Copy the following material word for word, line by line, without changing anything.

— Begin Records to process —

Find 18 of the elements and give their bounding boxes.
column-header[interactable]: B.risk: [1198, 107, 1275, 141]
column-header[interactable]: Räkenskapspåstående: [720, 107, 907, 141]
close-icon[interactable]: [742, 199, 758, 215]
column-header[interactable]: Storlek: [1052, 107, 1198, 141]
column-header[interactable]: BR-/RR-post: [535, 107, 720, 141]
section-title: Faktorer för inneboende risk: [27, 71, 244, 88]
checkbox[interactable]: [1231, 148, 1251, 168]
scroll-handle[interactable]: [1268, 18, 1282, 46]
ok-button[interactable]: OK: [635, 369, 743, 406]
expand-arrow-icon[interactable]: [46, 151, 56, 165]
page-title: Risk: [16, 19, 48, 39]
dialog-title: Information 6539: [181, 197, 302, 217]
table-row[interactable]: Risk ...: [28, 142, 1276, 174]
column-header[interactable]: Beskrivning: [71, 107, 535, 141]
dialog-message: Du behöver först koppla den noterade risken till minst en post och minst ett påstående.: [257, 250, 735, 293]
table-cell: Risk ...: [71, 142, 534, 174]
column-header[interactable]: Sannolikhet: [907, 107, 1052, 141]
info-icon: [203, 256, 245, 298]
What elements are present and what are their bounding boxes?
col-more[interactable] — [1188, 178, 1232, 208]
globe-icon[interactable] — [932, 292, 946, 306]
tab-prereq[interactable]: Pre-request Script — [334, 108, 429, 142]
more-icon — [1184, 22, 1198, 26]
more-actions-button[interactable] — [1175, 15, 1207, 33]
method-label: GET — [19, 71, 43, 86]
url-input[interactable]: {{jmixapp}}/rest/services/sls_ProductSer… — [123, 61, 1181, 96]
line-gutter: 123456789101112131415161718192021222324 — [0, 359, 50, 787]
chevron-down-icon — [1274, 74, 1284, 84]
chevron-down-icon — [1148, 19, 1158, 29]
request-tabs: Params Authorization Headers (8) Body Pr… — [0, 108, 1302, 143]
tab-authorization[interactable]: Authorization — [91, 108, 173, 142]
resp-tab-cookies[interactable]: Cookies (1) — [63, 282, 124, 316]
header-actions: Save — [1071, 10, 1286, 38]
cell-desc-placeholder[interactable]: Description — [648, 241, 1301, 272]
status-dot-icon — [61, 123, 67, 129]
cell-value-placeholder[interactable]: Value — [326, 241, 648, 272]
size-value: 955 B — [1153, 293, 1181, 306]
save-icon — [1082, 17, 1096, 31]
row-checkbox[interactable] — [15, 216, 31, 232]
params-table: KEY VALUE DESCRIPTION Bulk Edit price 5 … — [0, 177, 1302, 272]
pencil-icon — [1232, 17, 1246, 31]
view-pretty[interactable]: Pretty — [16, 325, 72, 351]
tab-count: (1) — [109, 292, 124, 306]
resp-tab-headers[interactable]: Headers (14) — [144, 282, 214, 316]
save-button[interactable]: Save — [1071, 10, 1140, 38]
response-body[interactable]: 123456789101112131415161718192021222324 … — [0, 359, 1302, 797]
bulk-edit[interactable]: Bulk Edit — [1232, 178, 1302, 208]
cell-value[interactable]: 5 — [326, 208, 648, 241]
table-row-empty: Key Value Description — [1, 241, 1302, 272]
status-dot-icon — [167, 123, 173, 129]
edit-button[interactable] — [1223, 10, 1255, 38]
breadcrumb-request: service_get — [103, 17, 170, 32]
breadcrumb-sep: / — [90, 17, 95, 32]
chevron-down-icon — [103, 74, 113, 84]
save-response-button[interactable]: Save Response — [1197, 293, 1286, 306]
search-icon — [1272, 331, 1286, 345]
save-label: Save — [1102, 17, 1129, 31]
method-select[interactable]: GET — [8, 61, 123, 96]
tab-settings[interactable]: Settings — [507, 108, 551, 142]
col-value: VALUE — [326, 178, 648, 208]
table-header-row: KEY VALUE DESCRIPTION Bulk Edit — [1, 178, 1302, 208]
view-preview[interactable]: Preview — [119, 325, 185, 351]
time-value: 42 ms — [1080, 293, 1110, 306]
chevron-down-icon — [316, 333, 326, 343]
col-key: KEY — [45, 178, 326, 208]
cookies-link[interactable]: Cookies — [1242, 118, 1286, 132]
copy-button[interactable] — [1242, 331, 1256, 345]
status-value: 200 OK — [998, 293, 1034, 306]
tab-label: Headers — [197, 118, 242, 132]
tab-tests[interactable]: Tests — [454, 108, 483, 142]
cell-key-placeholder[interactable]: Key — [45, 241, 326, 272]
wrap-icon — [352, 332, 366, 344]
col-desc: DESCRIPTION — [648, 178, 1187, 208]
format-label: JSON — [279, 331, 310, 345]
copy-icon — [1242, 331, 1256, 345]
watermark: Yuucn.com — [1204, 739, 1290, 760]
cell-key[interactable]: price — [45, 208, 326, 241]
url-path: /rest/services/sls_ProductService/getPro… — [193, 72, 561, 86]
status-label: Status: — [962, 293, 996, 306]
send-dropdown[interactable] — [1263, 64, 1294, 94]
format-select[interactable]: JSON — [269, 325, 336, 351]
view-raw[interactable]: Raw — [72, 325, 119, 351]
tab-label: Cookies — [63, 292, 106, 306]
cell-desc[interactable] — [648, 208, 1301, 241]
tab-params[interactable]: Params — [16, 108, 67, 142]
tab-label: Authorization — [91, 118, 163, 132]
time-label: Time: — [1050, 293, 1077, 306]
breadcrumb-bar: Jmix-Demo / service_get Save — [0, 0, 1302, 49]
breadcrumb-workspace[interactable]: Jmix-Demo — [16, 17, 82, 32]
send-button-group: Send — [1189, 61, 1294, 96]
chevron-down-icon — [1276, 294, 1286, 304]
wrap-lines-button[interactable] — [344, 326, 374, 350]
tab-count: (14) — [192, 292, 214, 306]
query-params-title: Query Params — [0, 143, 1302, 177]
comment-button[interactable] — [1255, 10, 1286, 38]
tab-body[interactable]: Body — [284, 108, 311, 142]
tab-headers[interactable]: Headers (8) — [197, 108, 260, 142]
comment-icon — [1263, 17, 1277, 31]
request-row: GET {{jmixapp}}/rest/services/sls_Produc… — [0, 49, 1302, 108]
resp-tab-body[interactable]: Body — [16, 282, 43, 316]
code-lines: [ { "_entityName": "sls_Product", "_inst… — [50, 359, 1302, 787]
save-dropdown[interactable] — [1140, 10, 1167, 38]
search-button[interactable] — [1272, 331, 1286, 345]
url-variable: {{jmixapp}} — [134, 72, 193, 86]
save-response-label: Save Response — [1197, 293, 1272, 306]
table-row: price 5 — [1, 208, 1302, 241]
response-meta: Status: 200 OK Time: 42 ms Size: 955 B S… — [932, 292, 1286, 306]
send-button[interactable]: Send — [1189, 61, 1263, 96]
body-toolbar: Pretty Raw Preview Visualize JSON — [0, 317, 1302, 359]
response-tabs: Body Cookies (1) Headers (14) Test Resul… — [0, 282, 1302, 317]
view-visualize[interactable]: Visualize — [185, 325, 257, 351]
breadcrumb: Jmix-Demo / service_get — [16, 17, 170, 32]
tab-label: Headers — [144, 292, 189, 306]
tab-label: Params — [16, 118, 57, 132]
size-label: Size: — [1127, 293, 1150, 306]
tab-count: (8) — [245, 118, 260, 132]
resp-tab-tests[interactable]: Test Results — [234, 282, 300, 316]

— End Records to process —

**Result**
Find 18 of the elements and give their bounding boxes.
column-header[interactable]: B.risk: [1198, 107, 1275, 141]
column-header[interactable]: Räkenskapspåstående: [720, 107, 907, 141]
close-icon[interactable]: [742, 199, 758, 215]
column-header[interactable]: Storlek: [1052, 107, 1198, 141]
column-header[interactable]: BR-/RR-post: [535, 107, 720, 141]
section-title: Faktorer för inneboende risk: [27, 71, 244, 88]
checkbox[interactable]: [1231, 148, 1251, 168]
scroll-handle[interactable]: [1268, 18, 1282, 46]
ok-button[interactable]: OK: [635, 369, 743, 406]
expand-arrow-icon[interactable]: [46, 151, 56, 165]
page-title: Risk: [16, 19, 48, 39]
dialog-title: Information 6539: [181, 197, 302, 217]
table-row[interactable]: Risk ...: [28, 142, 1276, 174]
column-header[interactable]: Beskrivning: [71, 107, 535, 141]
dialog-message: Du behöver först koppla den noterade risken till minst en post och minst ett påstående.: [257, 250, 735, 293]
table-cell: Risk ...: [71, 142, 534, 174]
column-header[interactable]: Sannolikhet: [907, 107, 1052, 141]
info-icon: [203, 256, 245, 298]
What elements are present and what are their bounding boxes?
col-more[interactable] — [1188, 178, 1232, 208]
globe-icon[interactable] — [932, 292, 946, 306]
tab-prereq[interactable]: Pre-request Script — [334, 108, 429, 142]
more-icon — [1184, 22, 1198, 26]
more-actions-button[interactable] — [1175, 15, 1207, 33]
method-label: GET — [19, 71, 43, 86]
url-input[interactable]: {{jmixapp}}/rest/services/sls_ProductSer… — [123, 61, 1181, 96]
line-gutter: 123456789101112131415161718192021222324 — [0, 359, 50, 787]
chevron-down-icon — [1274, 74, 1284, 84]
chevron-down-icon — [1148, 19, 1158, 29]
request-tabs: Params Authorization Headers (8) Body Pr… — [0, 108, 1302, 143]
tab-authorization[interactable]: Authorization — [91, 108, 173, 142]
resp-tab-cookies[interactable]: Cookies (1) — [63, 282, 124, 316]
header-actions: Save — [1071, 10, 1286, 38]
cell-desc-placeholder[interactable]: Description — [648, 241, 1301, 272]
status-dot-icon — [61, 123, 67, 129]
cell-value-placeholder[interactable]: Value — [326, 241, 648, 272]
size-value: 955 B — [1153, 293, 1181, 306]
save-icon — [1082, 17, 1096, 31]
row-checkbox[interactable] — [15, 216, 31, 232]
params-table: KEY VALUE DESCRIPTION Bulk Edit price 5 … — [0, 177, 1302, 272]
pencil-icon — [1232, 17, 1246, 31]
view-pretty[interactable]: Pretty — [16, 325, 72, 351]
tab-count: (1) — [109, 292, 124, 306]
resp-tab-headers[interactable]: Headers (14) — [144, 282, 214, 316]
save-button[interactable]: Save — [1071, 10, 1140, 38]
response-body[interactable]: 123456789101112131415161718192021222324 … — [0, 359, 1302, 797]
bulk-edit[interactable]: Bulk Edit — [1232, 178, 1302, 208]
cell-value[interactable]: 5 — [326, 208, 648, 241]
table-row-empty: Key Value Description — [1, 241, 1302, 272]
status-dot-icon — [167, 123, 173, 129]
edit-button[interactable] — [1223, 10, 1255, 38]
breadcrumb-request: service_get — [103, 17, 170, 32]
breadcrumb-sep: / — [90, 17, 95, 32]
chevron-down-icon — [103, 74, 113, 84]
save-response-button[interactable]: Save Response — [1197, 293, 1286, 306]
search-icon — [1272, 331, 1286, 345]
save-label: Save — [1102, 17, 1129, 31]
method-select[interactable]: GET — [8, 61, 123, 96]
tab-settings[interactable]: Settings — [507, 108, 551, 142]
col-value: VALUE — [326, 178, 648, 208]
table-header-row: KEY VALUE DESCRIPTION Bulk Edit — [1, 178, 1302, 208]
view-preview[interactable]: Preview — [119, 325, 185, 351]
time-value: 42 ms — [1080, 293, 1110, 306]
chevron-down-icon — [316, 333, 326, 343]
col-key: KEY — [45, 178, 326, 208]
cookies-link[interactable]: Cookies — [1242, 118, 1286, 132]
copy-button[interactable] — [1242, 331, 1256, 345]
status-value: 200 OK — [998, 293, 1034, 306]
tab-label: Headers — [197, 118, 242, 132]
tab-tests[interactable]: Tests — [454, 108, 483, 142]
cell-key-placeholder[interactable]: Key — [45, 241, 326, 272]
wrap-icon — [352, 332, 366, 344]
col-desc: DESCRIPTION — [648, 178, 1187, 208]
format-label: JSON — [279, 331, 310, 345]
copy-icon — [1242, 331, 1256, 345]
watermark: Yuucn.com — [1204, 739, 1290, 760]
cell-key[interactable]: price — [45, 208, 326, 241]
url-path: /rest/services/sls_ProductService/getPro… — [193, 72, 561, 86]
status-label: Status: — [962, 293, 996, 306]
send-dropdown[interactable] — [1263, 64, 1294, 94]
format-select[interactable]: JSON — [269, 325, 336, 351]
view-raw[interactable]: Raw — [72, 325, 119, 351]
tab-label: Cookies — [63, 292, 106, 306]
cell-desc[interactable] — [648, 208, 1301, 241]
tab-params[interactable]: Params — [16, 108, 67, 142]
tab-label: Authorization — [91, 118, 163, 132]
time-label: Time: — [1050, 293, 1077, 306]
breadcrumb-bar: Jmix-Demo / service_get Save — [0, 0, 1302, 49]
breadcrumb-workspace[interactable]: Jmix-Demo — [16, 17, 82, 32]
send-button-group: Send — [1189, 61, 1294, 96]
chevron-down-icon — [1276, 294, 1286, 304]
wrap-lines-button[interactable] — [344, 326, 374, 350]
tab-count: (14) — [192, 292, 214, 306]
query-params-title: Query Params — [0, 143, 1302, 177]
comment-button[interactable] — [1255, 10, 1286, 38]
tab-body[interactable]: Body — [284, 108, 311, 142]
tab-headers[interactable]: Headers (8) — [197, 108, 260, 142]
comment-icon — [1263, 17, 1277, 31]
request-row: GET {{jmixapp}}/rest/services/sls_Produc… — [0, 49, 1302, 108]
resp-tab-body[interactable]: Body — [16, 282, 43, 316]
code-lines: [ { "_entityName": "sls_Product", "_inst… — [50, 359, 1302, 787]
save-dropdown[interactable] — [1140, 10, 1167, 38]
search-button[interactable] — [1272, 331, 1286, 345]
url-variable: {{jmixapp}} — [134, 72, 193, 86]
save-response-label: Save Response — [1197, 293, 1272, 306]
table-row: price 5 — [1, 208, 1302, 241]
response-meta: Status: 200 OK Time: 42 ms Size: 955 B S… — [932, 292, 1286, 306]
send-button[interactable]: Send — [1189, 61, 1263, 96]
body-toolbar: Pretty Raw Preview Visualize JSON — [0, 317, 1302, 359]
response-tabs: Body Cookies (1) Headers (14) Test Resul… — [0, 282, 1302, 317]
view-visualize[interactable]: Visualize — [185, 325, 257, 351]
breadcrumb: Jmix-Demo / service_get — [16, 17, 170, 32]
tab-label: Headers — [144, 292, 189, 306]
tab-label: Params — [16, 118, 57, 132]
size-label: Size: — [1127, 293, 1150, 306]
tab-count: (8) — [245, 118, 260, 132]
resp-tab-tests[interactable]: Test Results — [234, 282, 300, 316]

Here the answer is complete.